■ **To be done**:
• a. Rewrite the sermon from "However, the big" and going on through "victory over death.", swapping "humor" for "joy".
• b. Supply the next part of the sermon, picking up after its last sentence.

■ **Text extract**:

________

However, the big thing that gives Christians patience is realizing and trusting that, as forgiven children of God, we really do have eternal life.  You and I all have all kinds of important stuff to do.  That’s true, but when you’ve got eternity to work with, what’s most important is almost always the person or moment that’s in front of you, because that’s where God is.  More important than talking is listening, first.  We can wait for our turn, even if it means forever.  We have eternity to work with.

4)  Last, number four, is humor.  I mean the kind of humor that God had when he created the platypus, or the earthiness that God had when he created the dung beetle.  I’m talking about the kind of humor that forgives your own humanity.  We can laugh, and we need to laugh, because laughter is God’s victory over death.

 

Holy Week begins today.  Later, as you listen to the Passion narrative, I really ask you to place yourselves within that fickle crowd around Jesus.  We’ve been in all these places: praising and complaining, loving and hating, sacrificing and critiquing, supporting and undermining, …and betraying.  Judas wasn’t alone in this.  Who was it?  I, Lord, I crucified thee.

________

[Stored data]

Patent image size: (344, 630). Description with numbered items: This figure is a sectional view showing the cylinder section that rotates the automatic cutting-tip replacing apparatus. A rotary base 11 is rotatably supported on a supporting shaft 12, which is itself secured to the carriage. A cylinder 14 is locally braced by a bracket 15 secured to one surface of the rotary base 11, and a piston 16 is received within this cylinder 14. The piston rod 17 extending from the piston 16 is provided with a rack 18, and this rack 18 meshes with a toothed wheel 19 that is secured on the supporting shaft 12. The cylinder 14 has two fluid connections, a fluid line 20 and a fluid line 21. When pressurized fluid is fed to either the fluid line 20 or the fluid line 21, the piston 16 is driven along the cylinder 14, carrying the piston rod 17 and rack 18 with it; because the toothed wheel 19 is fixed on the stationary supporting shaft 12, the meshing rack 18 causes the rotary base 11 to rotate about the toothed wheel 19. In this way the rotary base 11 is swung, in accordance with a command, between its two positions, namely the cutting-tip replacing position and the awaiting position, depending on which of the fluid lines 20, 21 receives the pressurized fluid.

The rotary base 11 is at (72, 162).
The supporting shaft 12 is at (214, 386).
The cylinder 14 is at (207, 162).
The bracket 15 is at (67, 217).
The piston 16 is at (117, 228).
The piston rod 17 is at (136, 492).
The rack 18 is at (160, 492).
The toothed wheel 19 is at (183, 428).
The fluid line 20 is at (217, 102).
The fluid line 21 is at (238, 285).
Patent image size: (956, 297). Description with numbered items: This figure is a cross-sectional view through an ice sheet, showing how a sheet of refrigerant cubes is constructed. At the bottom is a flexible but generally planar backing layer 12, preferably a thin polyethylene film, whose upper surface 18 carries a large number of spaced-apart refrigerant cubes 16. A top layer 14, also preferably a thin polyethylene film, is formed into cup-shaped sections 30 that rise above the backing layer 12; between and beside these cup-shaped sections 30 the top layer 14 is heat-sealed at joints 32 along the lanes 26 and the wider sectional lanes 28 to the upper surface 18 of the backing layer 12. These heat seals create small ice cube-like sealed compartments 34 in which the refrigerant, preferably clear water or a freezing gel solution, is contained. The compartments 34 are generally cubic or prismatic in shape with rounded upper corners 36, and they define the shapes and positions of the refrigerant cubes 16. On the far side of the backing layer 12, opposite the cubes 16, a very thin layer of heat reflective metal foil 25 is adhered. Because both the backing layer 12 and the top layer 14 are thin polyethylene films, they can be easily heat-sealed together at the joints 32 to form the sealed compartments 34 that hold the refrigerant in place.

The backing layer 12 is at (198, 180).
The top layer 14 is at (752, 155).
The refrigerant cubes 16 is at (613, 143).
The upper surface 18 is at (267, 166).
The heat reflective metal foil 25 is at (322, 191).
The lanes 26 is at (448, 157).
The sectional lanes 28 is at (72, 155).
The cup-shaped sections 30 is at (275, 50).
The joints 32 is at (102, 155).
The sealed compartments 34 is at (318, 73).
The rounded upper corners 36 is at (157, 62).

________

■ **Responses for each task**:
• a.
However, the big thing that gives Christians patience is realizing and trusting that, as forgiven children of God, we really do have eternal life.  You and I all have all kinds of important stuff to do.  That’s true, but when you’ve got eternity to work with, what’s most important is almost always the person or moment that’s in front of you, because that’s where God is.  More important than talking is listening, first.  We can wait for our turn, even if it means forever.  We have eternity to work with.

4)  Last, number four, is joy.  I mean the kind of joy that God had when he created the platypus, or the earthiness that God had when he created the dung beetle.  I’m talking about the kind of joy that forgives your own humanity.  We can laugh, and we need to laugh, because laughter is God’s victory over death.

• b.
Use this week as a time to back up, to renew yourself, and to listen again to the sacrifice Jesus made to save us, all of us.  It’s time to ask God for the strength to let go and forgive, and to think better of others.  Christ died that they might have life, too.

Really, we aren’t the ones with the strength to hold ourselves together.  Jesus is the one holding us together.  It is only the extravagant and miraculous forgiveness of Jesus Christ that holds us together as the whole Body of Christ, in spite of our sinfulness and fickleness.  Let’s embrace him, embrace each other, and start forward, toward the death and resurrection of Jesus Christ, once again.  Amen.